Rows from a dataset:
════

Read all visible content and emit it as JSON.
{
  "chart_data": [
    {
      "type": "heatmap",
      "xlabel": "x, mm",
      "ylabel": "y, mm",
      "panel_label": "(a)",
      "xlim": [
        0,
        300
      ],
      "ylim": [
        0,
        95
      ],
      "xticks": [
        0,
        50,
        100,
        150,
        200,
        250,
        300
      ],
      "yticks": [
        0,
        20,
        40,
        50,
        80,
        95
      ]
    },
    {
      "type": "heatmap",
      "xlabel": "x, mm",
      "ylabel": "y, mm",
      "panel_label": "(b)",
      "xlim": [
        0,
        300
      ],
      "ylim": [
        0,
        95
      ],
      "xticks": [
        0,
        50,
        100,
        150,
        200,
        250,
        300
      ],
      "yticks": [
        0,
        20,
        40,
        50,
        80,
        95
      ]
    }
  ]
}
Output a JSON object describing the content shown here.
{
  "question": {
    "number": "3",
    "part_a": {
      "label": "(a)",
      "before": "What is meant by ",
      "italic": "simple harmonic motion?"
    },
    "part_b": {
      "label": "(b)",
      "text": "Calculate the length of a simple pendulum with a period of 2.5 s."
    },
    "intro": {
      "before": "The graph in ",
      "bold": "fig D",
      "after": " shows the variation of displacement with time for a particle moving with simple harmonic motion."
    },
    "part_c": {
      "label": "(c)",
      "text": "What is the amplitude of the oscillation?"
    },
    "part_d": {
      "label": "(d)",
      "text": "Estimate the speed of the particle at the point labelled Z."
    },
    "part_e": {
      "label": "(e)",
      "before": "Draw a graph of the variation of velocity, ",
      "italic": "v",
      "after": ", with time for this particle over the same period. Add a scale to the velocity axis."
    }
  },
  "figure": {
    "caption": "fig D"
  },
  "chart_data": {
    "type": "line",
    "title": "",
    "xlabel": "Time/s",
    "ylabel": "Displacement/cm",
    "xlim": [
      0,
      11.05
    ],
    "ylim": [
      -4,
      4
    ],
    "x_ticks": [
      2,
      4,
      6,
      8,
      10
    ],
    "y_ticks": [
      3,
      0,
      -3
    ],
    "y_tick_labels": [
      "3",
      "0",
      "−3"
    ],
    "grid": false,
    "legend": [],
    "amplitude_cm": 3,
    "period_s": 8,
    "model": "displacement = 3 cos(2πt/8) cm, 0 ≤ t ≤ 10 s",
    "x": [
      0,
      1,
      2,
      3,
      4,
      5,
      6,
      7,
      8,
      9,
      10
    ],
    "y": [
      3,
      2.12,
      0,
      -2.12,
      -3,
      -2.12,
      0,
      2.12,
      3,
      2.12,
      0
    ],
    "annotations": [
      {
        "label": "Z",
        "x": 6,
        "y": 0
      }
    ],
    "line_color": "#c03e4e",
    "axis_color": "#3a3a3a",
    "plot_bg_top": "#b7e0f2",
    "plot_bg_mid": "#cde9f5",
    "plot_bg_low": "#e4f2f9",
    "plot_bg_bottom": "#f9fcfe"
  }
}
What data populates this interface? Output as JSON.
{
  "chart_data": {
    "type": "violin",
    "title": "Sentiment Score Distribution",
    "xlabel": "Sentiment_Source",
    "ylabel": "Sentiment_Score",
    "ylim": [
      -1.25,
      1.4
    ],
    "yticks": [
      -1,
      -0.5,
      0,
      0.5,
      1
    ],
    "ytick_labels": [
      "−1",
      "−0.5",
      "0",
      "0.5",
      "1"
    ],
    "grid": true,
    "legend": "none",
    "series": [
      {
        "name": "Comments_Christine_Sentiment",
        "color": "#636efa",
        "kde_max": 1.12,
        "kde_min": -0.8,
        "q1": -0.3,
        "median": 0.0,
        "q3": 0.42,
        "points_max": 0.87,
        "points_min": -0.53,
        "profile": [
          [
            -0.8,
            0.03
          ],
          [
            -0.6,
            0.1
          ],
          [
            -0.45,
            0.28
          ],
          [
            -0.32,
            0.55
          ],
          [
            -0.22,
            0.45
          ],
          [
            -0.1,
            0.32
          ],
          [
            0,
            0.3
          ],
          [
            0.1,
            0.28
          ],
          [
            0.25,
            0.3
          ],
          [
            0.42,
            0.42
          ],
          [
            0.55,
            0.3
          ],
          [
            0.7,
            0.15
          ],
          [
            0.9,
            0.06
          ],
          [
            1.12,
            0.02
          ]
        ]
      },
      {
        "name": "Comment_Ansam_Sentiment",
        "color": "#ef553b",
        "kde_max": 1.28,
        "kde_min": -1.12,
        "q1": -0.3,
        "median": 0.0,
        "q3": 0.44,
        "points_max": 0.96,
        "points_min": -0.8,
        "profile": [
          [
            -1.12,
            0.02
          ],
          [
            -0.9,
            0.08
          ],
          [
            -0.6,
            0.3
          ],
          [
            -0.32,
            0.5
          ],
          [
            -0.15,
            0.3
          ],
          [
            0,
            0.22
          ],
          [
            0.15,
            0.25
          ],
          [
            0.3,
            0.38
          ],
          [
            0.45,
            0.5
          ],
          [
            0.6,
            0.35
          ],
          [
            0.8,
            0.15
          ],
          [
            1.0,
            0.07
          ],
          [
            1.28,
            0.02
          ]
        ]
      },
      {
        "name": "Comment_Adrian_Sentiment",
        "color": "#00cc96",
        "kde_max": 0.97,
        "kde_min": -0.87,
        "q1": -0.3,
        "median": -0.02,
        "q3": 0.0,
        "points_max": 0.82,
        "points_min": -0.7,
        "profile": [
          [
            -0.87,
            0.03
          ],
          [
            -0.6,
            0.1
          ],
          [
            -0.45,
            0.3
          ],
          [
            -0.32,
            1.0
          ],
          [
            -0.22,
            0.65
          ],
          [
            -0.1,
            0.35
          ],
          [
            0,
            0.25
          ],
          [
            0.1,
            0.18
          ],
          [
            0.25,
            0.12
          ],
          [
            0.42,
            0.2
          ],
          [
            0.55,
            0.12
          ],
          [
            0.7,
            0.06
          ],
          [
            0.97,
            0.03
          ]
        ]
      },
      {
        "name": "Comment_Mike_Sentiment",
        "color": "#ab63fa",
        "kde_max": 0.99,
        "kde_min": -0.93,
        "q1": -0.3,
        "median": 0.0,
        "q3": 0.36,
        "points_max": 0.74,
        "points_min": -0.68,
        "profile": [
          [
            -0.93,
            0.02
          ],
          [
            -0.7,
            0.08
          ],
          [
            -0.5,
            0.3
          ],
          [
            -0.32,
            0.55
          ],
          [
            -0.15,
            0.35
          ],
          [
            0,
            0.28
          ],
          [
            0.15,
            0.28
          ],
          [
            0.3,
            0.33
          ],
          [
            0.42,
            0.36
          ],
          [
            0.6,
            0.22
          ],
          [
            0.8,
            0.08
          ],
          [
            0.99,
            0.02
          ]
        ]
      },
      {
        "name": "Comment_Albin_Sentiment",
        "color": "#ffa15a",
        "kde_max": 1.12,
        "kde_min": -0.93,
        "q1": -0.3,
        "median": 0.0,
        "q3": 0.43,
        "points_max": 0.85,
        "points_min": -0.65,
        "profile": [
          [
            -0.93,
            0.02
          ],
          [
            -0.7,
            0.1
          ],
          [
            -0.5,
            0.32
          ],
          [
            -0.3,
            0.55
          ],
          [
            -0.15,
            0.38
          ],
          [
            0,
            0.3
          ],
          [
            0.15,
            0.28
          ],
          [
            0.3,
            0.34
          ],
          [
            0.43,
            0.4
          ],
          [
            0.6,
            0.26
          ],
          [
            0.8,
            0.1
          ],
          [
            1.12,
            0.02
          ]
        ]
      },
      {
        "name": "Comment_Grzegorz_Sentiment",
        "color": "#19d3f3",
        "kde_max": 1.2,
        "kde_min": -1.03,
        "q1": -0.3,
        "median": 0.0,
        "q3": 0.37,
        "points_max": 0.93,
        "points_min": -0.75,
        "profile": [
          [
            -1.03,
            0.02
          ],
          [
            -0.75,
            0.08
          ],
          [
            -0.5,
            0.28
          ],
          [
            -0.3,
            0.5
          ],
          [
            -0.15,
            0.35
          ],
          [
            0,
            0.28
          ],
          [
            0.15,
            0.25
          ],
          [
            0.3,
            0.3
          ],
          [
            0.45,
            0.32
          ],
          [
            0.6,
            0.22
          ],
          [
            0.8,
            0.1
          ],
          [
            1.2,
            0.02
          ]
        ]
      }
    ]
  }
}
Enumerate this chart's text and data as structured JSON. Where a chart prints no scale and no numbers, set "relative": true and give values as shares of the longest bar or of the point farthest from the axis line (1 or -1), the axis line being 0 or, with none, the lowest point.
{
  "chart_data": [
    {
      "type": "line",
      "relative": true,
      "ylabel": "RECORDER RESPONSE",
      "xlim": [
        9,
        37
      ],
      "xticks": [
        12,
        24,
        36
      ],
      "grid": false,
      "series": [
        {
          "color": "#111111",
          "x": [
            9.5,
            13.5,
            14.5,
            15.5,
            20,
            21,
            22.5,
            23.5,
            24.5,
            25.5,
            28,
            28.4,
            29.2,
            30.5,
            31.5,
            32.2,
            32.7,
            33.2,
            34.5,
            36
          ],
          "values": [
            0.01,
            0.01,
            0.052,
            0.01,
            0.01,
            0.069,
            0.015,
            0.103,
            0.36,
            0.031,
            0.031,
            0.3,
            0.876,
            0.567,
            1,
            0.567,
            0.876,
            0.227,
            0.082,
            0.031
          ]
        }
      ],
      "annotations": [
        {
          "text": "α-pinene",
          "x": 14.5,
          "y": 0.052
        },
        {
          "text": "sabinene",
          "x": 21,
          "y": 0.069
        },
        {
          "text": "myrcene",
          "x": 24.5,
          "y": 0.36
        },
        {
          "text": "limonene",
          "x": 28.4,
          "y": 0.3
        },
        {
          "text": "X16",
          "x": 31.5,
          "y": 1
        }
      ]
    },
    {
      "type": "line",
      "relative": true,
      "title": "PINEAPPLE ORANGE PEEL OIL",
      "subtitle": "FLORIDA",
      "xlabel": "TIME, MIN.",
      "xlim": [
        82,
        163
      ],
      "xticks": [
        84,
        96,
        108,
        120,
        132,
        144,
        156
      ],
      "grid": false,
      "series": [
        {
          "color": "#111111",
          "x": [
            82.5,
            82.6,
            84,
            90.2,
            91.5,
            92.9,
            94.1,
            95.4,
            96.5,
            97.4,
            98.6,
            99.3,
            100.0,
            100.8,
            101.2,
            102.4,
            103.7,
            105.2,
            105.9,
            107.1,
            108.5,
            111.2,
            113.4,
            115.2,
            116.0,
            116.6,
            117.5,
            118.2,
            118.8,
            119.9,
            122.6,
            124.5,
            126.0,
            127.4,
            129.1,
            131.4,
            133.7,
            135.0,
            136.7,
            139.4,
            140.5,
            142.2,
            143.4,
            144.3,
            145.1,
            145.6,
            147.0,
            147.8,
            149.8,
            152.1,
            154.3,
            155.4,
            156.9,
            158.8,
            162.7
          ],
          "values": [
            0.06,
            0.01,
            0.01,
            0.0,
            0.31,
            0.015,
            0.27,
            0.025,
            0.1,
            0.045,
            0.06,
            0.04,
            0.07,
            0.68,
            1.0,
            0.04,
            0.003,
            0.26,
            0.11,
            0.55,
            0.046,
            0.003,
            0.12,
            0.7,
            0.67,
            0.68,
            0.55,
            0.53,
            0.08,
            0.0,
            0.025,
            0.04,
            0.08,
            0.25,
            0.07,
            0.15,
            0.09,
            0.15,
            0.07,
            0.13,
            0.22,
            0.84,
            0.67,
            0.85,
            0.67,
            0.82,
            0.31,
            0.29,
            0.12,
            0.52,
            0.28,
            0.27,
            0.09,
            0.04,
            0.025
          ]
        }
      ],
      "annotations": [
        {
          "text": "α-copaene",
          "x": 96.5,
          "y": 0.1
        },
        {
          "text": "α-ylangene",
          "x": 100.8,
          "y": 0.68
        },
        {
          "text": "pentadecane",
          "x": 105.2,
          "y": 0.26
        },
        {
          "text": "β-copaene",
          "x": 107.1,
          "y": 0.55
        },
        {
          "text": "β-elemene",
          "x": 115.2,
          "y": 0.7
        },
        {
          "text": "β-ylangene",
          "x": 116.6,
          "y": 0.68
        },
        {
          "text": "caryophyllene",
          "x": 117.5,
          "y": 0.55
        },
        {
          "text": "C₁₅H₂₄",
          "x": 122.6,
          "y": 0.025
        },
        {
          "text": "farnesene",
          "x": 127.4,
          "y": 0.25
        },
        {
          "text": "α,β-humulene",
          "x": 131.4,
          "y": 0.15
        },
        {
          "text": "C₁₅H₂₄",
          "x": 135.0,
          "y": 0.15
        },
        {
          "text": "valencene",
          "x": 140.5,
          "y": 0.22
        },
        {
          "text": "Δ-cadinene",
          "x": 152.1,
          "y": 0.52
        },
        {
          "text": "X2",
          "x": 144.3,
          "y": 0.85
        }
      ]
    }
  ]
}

════

Copy each line of the records containing the string "xlabel".

      "xlabel": "x, mm",
      "xlabel": "x, mm",
    "xlabel": "Time/s",
    "xlabel": "Sentiment_Source",
      "xlabel": "TIME, MIN.",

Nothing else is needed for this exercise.